▶ YOUR GOAL
Repeat the records exactly. Every line must match.

|---|

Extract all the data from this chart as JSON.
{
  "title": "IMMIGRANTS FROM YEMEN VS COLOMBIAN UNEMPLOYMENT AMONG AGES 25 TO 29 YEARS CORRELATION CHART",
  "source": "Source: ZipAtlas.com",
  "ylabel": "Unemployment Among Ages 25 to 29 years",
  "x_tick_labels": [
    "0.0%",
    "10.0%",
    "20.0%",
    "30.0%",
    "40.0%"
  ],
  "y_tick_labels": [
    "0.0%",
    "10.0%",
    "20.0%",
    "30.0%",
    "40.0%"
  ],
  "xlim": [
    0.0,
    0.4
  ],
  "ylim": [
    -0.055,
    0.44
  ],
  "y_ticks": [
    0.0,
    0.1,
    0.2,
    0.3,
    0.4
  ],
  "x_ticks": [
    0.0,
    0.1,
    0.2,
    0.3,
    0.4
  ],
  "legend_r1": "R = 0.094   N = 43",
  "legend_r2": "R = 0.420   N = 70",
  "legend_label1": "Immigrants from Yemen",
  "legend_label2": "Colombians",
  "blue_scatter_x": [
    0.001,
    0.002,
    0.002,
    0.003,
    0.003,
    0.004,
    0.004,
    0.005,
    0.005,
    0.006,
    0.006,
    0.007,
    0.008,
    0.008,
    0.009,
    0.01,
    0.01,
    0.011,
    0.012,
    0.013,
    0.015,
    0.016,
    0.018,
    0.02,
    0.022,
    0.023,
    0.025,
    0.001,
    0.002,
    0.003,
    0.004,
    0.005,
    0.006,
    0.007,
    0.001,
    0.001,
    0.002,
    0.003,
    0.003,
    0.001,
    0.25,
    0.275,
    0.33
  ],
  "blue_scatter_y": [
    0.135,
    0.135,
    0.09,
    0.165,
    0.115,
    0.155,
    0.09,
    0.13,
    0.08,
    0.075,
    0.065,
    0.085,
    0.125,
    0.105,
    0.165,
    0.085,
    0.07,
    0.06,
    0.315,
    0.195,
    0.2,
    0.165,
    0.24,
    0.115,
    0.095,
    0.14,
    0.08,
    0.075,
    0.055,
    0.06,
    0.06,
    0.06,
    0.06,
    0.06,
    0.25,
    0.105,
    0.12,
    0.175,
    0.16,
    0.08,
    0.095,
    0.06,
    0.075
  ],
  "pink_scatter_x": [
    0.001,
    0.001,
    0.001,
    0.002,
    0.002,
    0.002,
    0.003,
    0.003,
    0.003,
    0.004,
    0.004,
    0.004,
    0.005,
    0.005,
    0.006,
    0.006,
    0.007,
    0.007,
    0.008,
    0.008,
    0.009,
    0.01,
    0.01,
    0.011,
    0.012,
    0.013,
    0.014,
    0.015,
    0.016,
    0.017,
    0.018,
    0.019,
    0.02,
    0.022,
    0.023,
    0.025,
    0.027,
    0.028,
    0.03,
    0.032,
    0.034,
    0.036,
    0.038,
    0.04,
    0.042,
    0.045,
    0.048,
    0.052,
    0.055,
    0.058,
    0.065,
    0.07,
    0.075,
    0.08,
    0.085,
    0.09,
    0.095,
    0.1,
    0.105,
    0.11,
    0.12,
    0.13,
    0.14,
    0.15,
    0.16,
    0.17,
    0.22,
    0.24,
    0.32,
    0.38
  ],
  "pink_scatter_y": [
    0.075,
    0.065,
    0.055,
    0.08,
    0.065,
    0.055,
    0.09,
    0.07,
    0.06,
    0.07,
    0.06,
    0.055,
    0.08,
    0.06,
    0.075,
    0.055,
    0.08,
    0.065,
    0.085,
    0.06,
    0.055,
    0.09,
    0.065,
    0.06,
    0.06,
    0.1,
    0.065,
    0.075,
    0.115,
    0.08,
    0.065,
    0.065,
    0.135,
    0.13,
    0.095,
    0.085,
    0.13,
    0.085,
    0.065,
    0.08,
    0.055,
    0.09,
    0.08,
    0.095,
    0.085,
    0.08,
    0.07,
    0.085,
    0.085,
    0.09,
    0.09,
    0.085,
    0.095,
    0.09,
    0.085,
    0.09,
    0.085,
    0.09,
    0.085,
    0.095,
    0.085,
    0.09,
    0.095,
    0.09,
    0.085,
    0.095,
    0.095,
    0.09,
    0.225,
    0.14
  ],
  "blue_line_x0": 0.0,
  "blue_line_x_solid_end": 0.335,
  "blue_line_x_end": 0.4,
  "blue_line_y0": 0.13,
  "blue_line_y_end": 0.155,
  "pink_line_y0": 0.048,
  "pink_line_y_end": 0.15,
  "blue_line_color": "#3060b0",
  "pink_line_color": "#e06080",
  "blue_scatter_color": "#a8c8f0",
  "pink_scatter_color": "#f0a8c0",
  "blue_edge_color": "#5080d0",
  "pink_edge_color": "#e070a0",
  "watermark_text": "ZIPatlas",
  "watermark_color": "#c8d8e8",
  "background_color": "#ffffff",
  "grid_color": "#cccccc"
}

|---|

▶ ANSWER IN FULL
Extract all the data from this chart as JSON.
{
  "title": "IMMIGRANTS FROM YEMEN VS COLOMBIAN UNEMPLOYMENT AMONG AGES 25 TO 29 YEARS CORRELATION CHART",
  "source": "Source: ZipAtlas.com",
  "ylabel": "Unemployment Among Ages 25 to 29 years",
  "x_tick_labels": [
    "0.0%",
    "10.0%",
    "20.0%",
    "30.0%",
    "40.0%"
  ],
  "y_tick_labels": [
    "0.0%",
    "10.0%",
    "20.0%",
    "30.0%",
    "40.0%"
  ],
  "xlim": [
    0.0,
    0.4
  ],
  "ylim": [
    -0.055,
    0.44
  ],
  "y_ticks": [
    0.0,
    0.1,
    0.2,
    0.3,
    0.4
  ],
  "x_ticks": [
    0.0,
    0.1,
    0.2,
    0.3,
    0.4
  ],
  "legend_r1": "R = 0.094   N = 43",
  "legend_r2": "R = 0.420   N = 70",
  "legend_label1": "Immigrants from Yemen",
  "legend_label2": "Colombians",
  "blue_scatter_x": [
    0.001,
    0.002,
    0.002,
    0.003,
    0.003,
    0.004,
    0.004,
    0.005,
    0.005,
    0.006,
    0.006,
    0.007,
    0.008,
    0.008,
    0.009,
    0.01,
    0.01,
    0.011,
    0.012,
    0.013,
    0.015,
    0.016,
    0.018,
    0.02,
    0.022,
    0.023,
    0.025,
    0.001,
    0.002,
    0.003,
    0.004,
    0.005,
    0.006,
    0.007,
    0.001,
    0.001,
    0.002,
    0.003,
    0.003,
    0.001,
    0.25,
    0.275,
    0.33
  ],
  "blue_scatter_y": [
    0.135,
    0.135,
    0.09,
    0.165,
    0.115,
    0.155,
    0.09,
    0.13,
    0.08,
    0.075,
    0.065,
    0.085,
    0.125,
    0.105,
    0.165,
    0.085,
    0.07,
    0.06,
    0.315,
    0.195,
    0.2,
    0.165,
    0.24,
    0.115,
    0.095,
    0.14,
    0.08,
    0.075,
    0.055,
    0.06,
    0.06,
    0.06,
    0.06,
    0.06,
    0.25,
    0.105,
    0.12,
    0.175,
    0.16,
    0.08,
    0.095,
    0.06,
    0.075
  ],
  "pink_scatter_x": [
    0.001,
    0.001,
    0.001,
    0.002,
    0.002,
    0.002,
    0.003,
    0.003,
    0.003,
    0.004,
    0.004,
    0.004,
    0.005,
    0.005,
    0.006,
    0.006,
    0.007,
    0.007,
    0.008,
    0.008,
    0.009,
    0.01,
    0.01,
    0.011,
    0.012,
    0.013,
    0.014,
    0.015,
    0.016,
    0.017,
    0.018,
    0.019,
    0.02,
    0.022,
    0.023,
    0.025,
    0.027,
    0.028,
    0.03,
    0.032,
    0.034,
    0.036,
    0.038,
    0.04,
    0.042,
    0.045,
    0.048,
    0.052,
    0.055,
    0.058,
    0.065,
    0.07,
    0.075,
    0.08,
    0.085,
    0.09,
    0.095,
    0.1,
    0.105,
    0.11,
    0.12,
    0.13,
    0.14,
    0.15,
    0.16,
    0.17,
    0.22,
    0.24,
    0.32,
    0.38
  ],
  "pink_scatter_y": [
    0.075,
    0.065,
    0.055,
    0.08,
    0.065,
    0.055,
    0.09,
    0.07,
    0.06,
    0.07,
    0.06,
    0.055,
    0.08,
    0.06,
    0.075,
    0.055,
    0.08,
    0.065,
    0.085,
    0.06,
    0.055,
    0.09,
    0.065,
    0.06,
    0.06,
    0.1,
    0.065,
    0.075,
    0.115,
    0.08,
    0.065,
    0.065,
    0.135,
    0.13,
    0.095,
    0.085,
    0.13,
    0.085,
    0.065,
    0.08,
    0.055,
    0.09,
    0.08,
    0.095,
    0.085,
    0.08,
    0.07,
    0.085,
    0.085,
    0.09,
    0.09,
    0.085,
    0.095,
    0.09,
    0.085,
    0.09,
    0.085,
    0.09,
    0.085,
    0.095,
    0.085,
    0.09,
    0.095,
    0.09,
    0.085,
    0.095,
    0.095,
    0.09,
    0.225,
    0.14
  ],
  "blue_line_x0": 0.0,
  "blue_line_x_solid_end": 0.335,
  "blue_line_x_end": 0.4,
  "blue_line_y0": 0.13,
  "blue_line_y_end": 0.155,
  "pink_line_y0": 0.048,
  "pink_line_y_end": 0.15,
  "blue_line_color": "#3060b0",
  "pink_line_color": "#e06080",
  "blue_scatter_color": "#a8c8f0",
  "pink_scatter_color": "#f0a8c0",
  "blue_edge_color": "#5080d0",
  "pink_edge_color": "#e070a0",
  "watermark_text": "ZIPatlas",
  "watermark_color": "#c8d8e8",
  "background_color": "#ffffff",
  "grid_color": "#cccccc"
}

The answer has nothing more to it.